● **What to do**: Output every entry exactly as written.

— start of Records provided —

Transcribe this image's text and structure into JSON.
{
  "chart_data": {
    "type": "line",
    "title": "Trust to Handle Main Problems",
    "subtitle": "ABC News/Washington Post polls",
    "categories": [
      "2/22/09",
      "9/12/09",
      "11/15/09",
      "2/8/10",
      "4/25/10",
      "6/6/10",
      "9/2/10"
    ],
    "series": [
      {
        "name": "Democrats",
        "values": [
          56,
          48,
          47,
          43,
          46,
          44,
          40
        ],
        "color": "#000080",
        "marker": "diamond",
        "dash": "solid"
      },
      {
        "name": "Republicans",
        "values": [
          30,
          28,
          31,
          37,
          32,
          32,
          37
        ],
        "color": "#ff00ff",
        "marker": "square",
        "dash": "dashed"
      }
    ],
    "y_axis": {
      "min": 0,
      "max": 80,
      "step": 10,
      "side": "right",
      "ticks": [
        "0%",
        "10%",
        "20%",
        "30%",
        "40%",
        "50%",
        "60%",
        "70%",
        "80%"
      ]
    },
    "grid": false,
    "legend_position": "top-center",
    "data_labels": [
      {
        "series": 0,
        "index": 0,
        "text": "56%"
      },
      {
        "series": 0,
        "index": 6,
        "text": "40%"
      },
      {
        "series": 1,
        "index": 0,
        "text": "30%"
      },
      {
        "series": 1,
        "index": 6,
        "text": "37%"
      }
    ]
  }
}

— end of Records provided —

● **Worked answer**:
Transcribe this image's text and structure into JSON.
{
  "chart_data": {
    "type": "line",
    "title": "Trust to Handle Main Problems",
    "subtitle": "ABC News/Washington Post polls",
    "categories": [
      "2/22/09",
      "9/12/09",
      "11/15/09",
      "2/8/10",
      "4/25/10",
      "6/6/10",
      "9/2/10"
    ],
    "series": [
      {
        "name": "Democrats",
        "values": [
          56,
          48,
          47,
          43,
          46,
          44,
          40
        ],
        "color": "#000080",
        "marker": "diamond",
        "dash": "solid"
      },
      {
        "name": "Republicans",
        "values": [
          30,
          28,
          31,
          37,
          32,
          32,
          37
        ],
        "color": "#ff00ff",
        "marker": "square",
        "dash": "dashed"
      }
    ],
    "y_axis": {
      "min": 0,
      "max": 80,
      "step": 10,
      "side": "right",
      "ticks": [
        "0%",
        "10%",
        "20%",
        "30%",
        "40%",
        "50%",
        "60%",
        "70%",
        "80%"
      ]
    },
    "grid": false,
    "legend_position": "top-center",
    "data_labels": [
      {
        "series": 0,
        "index": 0,
        "text": "56%"
      },
      {
        "series": 0,
        "index": 6,
        "text": "40%"
      },
      {
        "series": 1,
        "index": 0,
        "text": "30%"
      },
      {
        "series": 1,
        "index": 6,
        "text": "37%"
      }
    ]
  }
}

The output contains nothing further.